Directive
Without including any pictures, write out all the entries exactly.

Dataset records

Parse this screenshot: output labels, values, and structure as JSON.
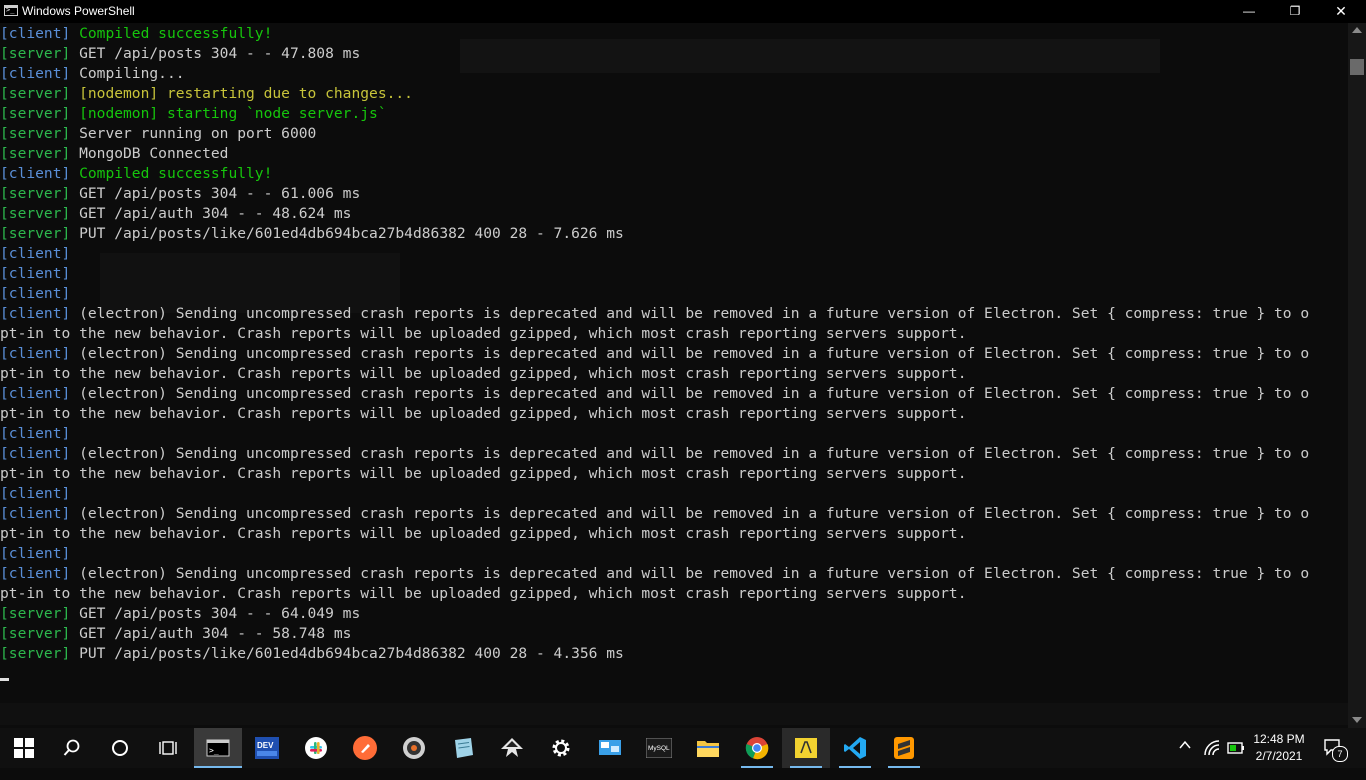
{
  "window": {
    "title": "Windows PowerShell",
    "minimize_glyph": "—",
    "maximize_glyph": "❐",
    "close_glyph": "✕"
  },
  "console": {
    "lines": [
      {
        "tag": "[client]",
        "tag_color": "client",
        "text": " Compiled successfully!",
        "text_color": "green"
      },
      {
        "tag": "[server]",
        "tag_color": "server",
        "text": " GET /api/posts 304 - - 47.808 ms",
        "text_color": "default"
      },
      {
        "tag": "[client]",
        "tag_color": "client",
        "text": " Compiling...",
        "text_color": "default"
      },
      {
        "tag": "[server]",
        "tag_color": "server",
        "text": " [nodemon] restarting due to changes...",
        "text_color": "yellow"
      },
      {
        "tag": "[server]",
        "tag_color": "server",
        "text": " [nodemon] starting `node server.js`",
        "text_color": "green"
      },
      {
        "tag": "[server]",
        "tag_color": "server",
        "text": " Server running on port 6000",
        "text_color": "default"
      },
      {
        "tag": "[server]",
        "tag_color": "server",
        "text": " MongoDB Connected",
        "text_color": "default"
      },
      {
        "tag": "[client]",
        "tag_color": "client",
        "text": " Compiled successfully!",
        "text_color": "green"
      },
      {
        "tag": "[server]",
        "tag_color": "server",
        "text": " GET /api/posts 304 - - 61.006 ms",
        "text_color": "default"
      },
      {
        "tag": "[server]",
        "tag_color": "server",
        "text": " GET /api/auth 304 - - 48.624 ms",
        "text_color": "default"
      },
      {
        "tag": "[server]",
        "tag_color": "server",
        "text": " PUT /api/posts/like/601ed4db694bca27b4d86382 400 28 - 7.626 ms",
        "text_color": "default"
      },
      {
        "tag": "[client]",
        "tag_color": "client",
        "text": "",
        "text_color": "default"
      },
      {
        "tag": "[client]",
        "tag_color": "client",
        "text": "",
        "text_color": "default"
      },
      {
        "tag": "[client]",
        "tag_color": "client",
        "text": "",
        "text_color": "default"
      },
      {
        "tag": "[client]",
        "tag_color": "client",
        "text": " (electron) Sending uncompressed crash reports is deprecated and will be removed in a future version of Electron. Set { compress: true } to o",
        "text_color": "default"
      },
      {
        "tag": "",
        "tag_color": "client",
        "text": "pt-in to the new behavior. Crash reports will be uploaded gzipped, which most crash reporting servers support.",
        "text_color": "default"
      },
      {
        "tag": "[client]",
        "tag_color": "client",
        "text": " (electron) Sending uncompressed crash reports is deprecated and will be removed in a future version of Electron. Set { compress: true } to o",
        "text_color": "default"
      },
      {
        "tag": "",
        "tag_color": "client",
        "text": "pt-in to the new behavior. Crash reports will be uploaded gzipped, which most crash reporting servers support.",
        "text_color": "default"
      },
      {
        "tag": "[client]",
        "tag_color": "client",
        "text": " (electron) Sending uncompressed crash reports is deprecated and will be removed in a future version of Electron. Set { compress: true } to o",
        "text_color": "default"
      },
      {
        "tag": "",
        "tag_color": "client",
        "text": "pt-in to the new behavior. Crash reports will be uploaded gzipped, which most crash reporting servers support.",
        "text_color": "default"
      },
      {
        "tag": "[client]",
        "tag_color": "client",
        "text": "",
        "text_color": "default"
      },
      {
        "tag": "[client]",
        "tag_color": "client",
        "text": " (electron) Sending uncompressed crash reports is deprecated and will be removed in a future version of Electron. Set { compress: true } to o",
        "text_color": "default"
      },
      {
        "tag": "",
        "tag_color": "client",
        "text": "pt-in to the new behavior. Crash reports will be uploaded gzipped, which most crash reporting servers support.",
        "text_color": "default"
      },
      {
        "tag": "[client]",
        "tag_color": "client",
        "text": "",
        "text_color": "default"
      },
      {
        "tag": "[client]",
        "tag_color": "client",
        "text": " (electron) Sending uncompressed crash reports is deprecated and will be removed in a future version of Electron. Set { compress: true } to o",
        "text_color": "default"
      },
      {
        "tag": "",
        "tag_color": "client",
        "text": "pt-in to the new behavior. Crash reports will be uploaded gzipped, which most crash reporting servers support.",
        "text_color": "default"
      },
      {
        "tag": "[client]",
        "tag_color": "client",
        "text": "",
        "text_color": "default"
      },
      {
        "tag": "[client]",
        "tag_color": "client",
        "text": " (electron) Sending uncompressed crash reports is deprecated and will be removed in a future version of Electron. Set { compress: true } to o",
        "text_color": "default"
      },
      {
        "tag": "",
        "tag_color": "client",
        "text": "pt-in to the new behavior. Crash reports will be uploaded gzipped, which most crash reporting servers support.",
        "text_color": "default"
      },
      {
        "tag": "[server]",
        "tag_color": "server",
        "text": " GET /api/posts 304 - - 64.049 ms",
        "text_color": "default"
      },
      {
        "tag": "[server]",
        "tag_color": "server",
        "text": " GET /api/auth 304 - - 58.748 ms",
        "text_color": "default"
      },
      {
        "tag": "[server]",
        "tag_color": "server",
        "text": " PUT /api/posts/like/601ed4db694bca27b4d86382 400 28 - 4.356 ms",
        "text_color": "default"
      }
    ]
  },
  "colors": {
    "client_tag": "#5a8fd8",
    "server_tag": "#2db84d",
    "success_green": "#16c60c",
    "nodemon_yellow": "#c7c43a",
    "console_bg": "#0c0c0c",
    "taskbar_bg": "#101010",
    "taskbar_accent": "#76b9ed"
  },
  "taskbar": {
    "items": [
      {
        "name": "start-button",
        "icon": "windows-logo-icon"
      },
      {
        "name": "search-button",
        "icon": "search-icon"
      },
      {
        "name": "cortana-button",
        "icon": "cortana-ring-icon"
      },
      {
        "name": "task-view-button",
        "icon": "task-view-icon"
      },
      {
        "name": "powershell-taskbar-button",
        "icon": "terminal-icon",
        "state": "active"
      },
      {
        "name": "devto-taskbar-button",
        "icon": "dev-icon",
        "label": "DEV"
      },
      {
        "name": "slack-taskbar-button",
        "icon": "slack-icon"
      },
      {
        "name": "postman-taskbar-button",
        "icon": "postman-icon"
      },
      {
        "name": "media-taskbar-button",
        "icon": "media-player-icon"
      },
      {
        "name": "notes-taskbar-button",
        "icon": "notes-icon"
      },
      {
        "name": "inkscape-taskbar-button",
        "icon": "inkscape-icon"
      },
      {
        "name": "settings-taskbar-button",
        "icon": "gear-icon"
      },
      {
        "name": "remote-taskbar-button",
        "icon": "remote-desktop-icon"
      },
      {
        "name": "mysql-taskbar-button",
        "icon": "mysql-icon",
        "label": "MySQL"
      },
      {
        "name": "explorer-taskbar-button",
        "icon": "folder-icon"
      },
      {
        "name": "chrome-taskbar-button",
        "icon": "chrome-icon",
        "state": "running"
      },
      {
        "name": "snipping-taskbar-button",
        "icon": "snip-icon",
        "state": "running"
      },
      {
        "name": "vscode-taskbar-button",
        "icon": "vscode-icon",
        "state": "running"
      },
      {
        "name": "sublime-taskbar-button",
        "icon": "sublime-icon",
        "state": "running"
      }
    ],
    "tray": {
      "chevron": "^",
      "time": "12:48 PM",
      "date": "2/7/2021",
      "notification_count": "7"
    }
  }
}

Result of this task
Parse this screenshot: output labels, values, and structure as JSON.
{
  "window": {
    "title": "Windows PowerShell",
    "minimize_glyph": "—",
    "maximize_glyph": "❐",
    "close_glyph": "✕"
  },
  "console": {
    "lines": [
      {
        "tag": "[client]",
        "tag_color": "client",
        "text": " Compiled successfully!",
        "text_color": "green"
      },
      {
        "tag": "[server]",
        "tag_color": "server",
        "text": " GET /api/posts 304 - - 47.808 ms",
        "text_color": "default"
      },
      {
        "tag": "[client]",
        "tag_color": "client",
        "text": " Compiling...",
        "text_color": "default"
      },
      {
        "tag": "[server]",
        "tag_color": "server",
        "text": " [nodemon] restarting due to changes...",
        "text_color": "yellow"
      },
      {
        "tag": "[server]",
        "tag_color": "server",
        "text": " [nodemon] starting `node server.js`",
        "text_color": "green"
      },
      {
        "tag": "[server]",
        "tag_color": "server",
        "text": " Server running on port 6000",
        "text_color": "default"
      },
      {
        "tag": "[server]",
        "tag_color": "server",
        "text": " MongoDB Connected",
        "text_color": "default"
      },
      {
        "tag": "[client]",
        "tag_color": "client",
        "text": " Compiled successfully!",
        "text_color": "green"
      },
      {
        "tag": "[server]",
        "tag_color": "server",
        "text": " GET /api/posts 304 - - 61.006 ms",
        "text_color": "default"
      },
      {
        "tag": "[server]",
        "tag_color": "server",
        "text": " GET /api/auth 304 - - 48.624 ms",
        "text_color": "default"
      },
      {
        "tag": "[server]",
        "tag_color": "server",
        "text": " PUT /api/posts/like/601ed4db694bca27b4d86382 400 28 - 7.626 ms",
        "text_color": "default"
      },
      {
        "tag": "[client]",
        "tag_color": "client",
        "text": "",
        "text_color": "default"
      },
      {
        "tag": "[client]",
        "tag_color": "client",
        "text": "",
        "text_color": "default"
      },
      {
        "tag": "[client]",
        "tag_color": "client",
        "text": "",
        "text_color": "default"
      },
      {
        "tag": "[client]",
        "tag_color": "client",
        "text": " (electron) Sending uncompressed crash reports is deprecated and will be removed in a future version of Electron. Set { compress: true } to o",
        "text_color": "default"
      },
      {
        "tag": "",
        "tag_color": "client",
        "text": "pt-in to the new behavior. Crash reports will be uploaded gzipped, which most crash reporting servers support.",
        "text_color": "default"
      },
      {
        "tag": "[client]",
        "tag_color": "client",
        "text": " (electron) Sending uncompressed crash reports is deprecated and will be removed in a future version of Electron. Set { compress: true } to o",
        "text_color": "default"
      },
      {
        "tag": "",
        "tag_color": "client",
        "text": "pt-in to the new behavior. Crash reports will be uploaded gzipped, which most crash reporting servers support.",
        "text_color": "default"
      },
      {
        "tag": "[client]",
        "tag_color": "client",
        "text": " (electron) Sending uncompressed crash reports is deprecated and will be removed in a future version of Electron. Set { compress: true } to o",
        "text_color": "default"
      },
      {
        "tag": "",
        "tag_color": "client",
        "text": "pt-in to the new behavior. Crash reports will be uploaded gzipped, which most crash reporting servers support.",
        "text_color": "default"
      },
      {
        "tag": "[client]",
        "tag_color": "client",
        "text": "",
        "text_color": "default"
      },
      {
        "tag": "[client]",
        "tag_color": "client",
        "text": " (electron) Sending uncompressed crash reports is deprecated and will be removed in a future version of Electron. Set { compress: true } to o",
        "text_color": "default"
      },
      {
        "tag": "",
        "tag_color": "client",
        "text": "pt-in to the new behavior. Crash reports will be uploaded gzipped, which most crash reporting servers support.",
        "text_color": "default"
      },
      {
        "tag": "[client]",
        "tag_color": "client",
        "text": "",
        "text_color": "default"
      },
      {
        "tag": "[client]",
        "tag_color": "client",
        "text": " (electron) Sending uncompressed crash reports is deprecated and will be removed in a future version of Electron. Set { compress: true } to o",
        "text_color": "default"
      },
      {
        "tag": "",
        "tag_color": "client",
        "text": "pt-in to the new behavior. Crash reports will be uploaded gzipped, which most crash reporting servers support.",
        "text_color": "default"
      },
      {
        "tag": "[client]",
        "tag_color": "client",
        "text": "",
        "text_color": "default"
      },
      {
        "tag": "[client]",
        "tag_color": "client",
        "text": " (electron) Sending uncompressed crash reports is deprecated and will be removed in a future version of Electron. Set { compress: true } to o",
        "text_color": "default"
      },
      {
        "tag": "",
        "tag_color": "client",
        "text": "pt-in to the new behavior. Crash reports will be uploaded gzipped, which most crash reporting servers support.",
        "text_color": "default"
      },
      {
        "tag": "[server]",
        "tag_color": "server",
        "text": " GET /api/posts 304 - - 64.049 ms",
        "text_color": "default"
      },
      {
        "tag": "[server]",
        "tag_color": "server",
        "text": " GET /api/auth 304 - - 58.748 ms",
        "text_color": "default"
      },
      {
        "tag": "[server]",
        "tag_color": "server",
        "text": " PUT /api/posts/like/601ed4db694bca27b4d86382 400 28 - 4.356 ms",
        "text_color": "default"
      }
    ]
  },
  "colors": {
    "client_tag": "#5a8fd8",
    "server_tag": "#2db84d",
    "success_green": "#16c60c",
    "nodemon_yellow": "#c7c43a",
    "console_bg": "#0c0c0c",
    "taskbar_bg": "#101010",
    "taskbar_accent": "#76b9ed"
  },
  "taskbar": {
    "items": [
      {
        "name": "start-button",
        "icon": "windows-logo-icon"
      },
      {
        "name": "search-button",
        "icon": "search-icon"
      },
      {
        "name": "cortana-button",
        "icon": "cortana-ring-icon"
      },
      {
        "name": "task-view-button",
        "icon": "task-view-icon"
      },
      {
        "name": "powershell-taskbar-button",
        "icon": "terminal-icon",
        "state": "active"
      },
      {
        "name": "devto-taskbar-button",
        "icon": "dev-icon",
        "label": "DEV"
      },
      {
        "name": "slack-taskbar-button",
        "icon": "slack-icon"
      },
      {
        "name": "postman-taskbar-button",
        "icon": "postman-icon"
      },
      {
        "name": "media-taskbar-button",
        "icon": "media-player-icon"
      },
      {
        "name": "notes-taskbar-button",
        "icon": "notes-icon"
      },
      {
        "name": "inkscape-taskbar-button",
        "icon": "inkscape-icon"
      },
      {
        "name": "settings-taskbar-button",
        "icon": "gear-icon"
      },
      {
        "name": "remote-taskbar-button",
        "icon": "remote-desktop-icon"
      },
      {
        "name": "mysql-taskbar-button",
        "icon": "mysql-icon",
        "label": "MySQL"
      },
      {
        "name": "explorer-taskbar-button",
        "icon": "folder-icon"
      },
      {
        "name": "chrome-taskbar-button",
        "icon": "chrome-icon",
        "state": "running"
      },
      {
        "name": "snipping-taskbar-button",
        "icon": "snip-icon",
        "state": "running"
      },
      {
        "name": "vscode-taskbar-button",
        "icon": "vscode-icon",
        "state": "running"
      },
      {
        "name": "sublime-taskbar-button",
        "icon": "sublime-icon",
        "state": "running"
      }
    ],
    "tray": {
      "chevron": "^",
      "time": "12:48 PM",
      "date": "2/7/2021",
      "notification_count": "7"
    }
  }
}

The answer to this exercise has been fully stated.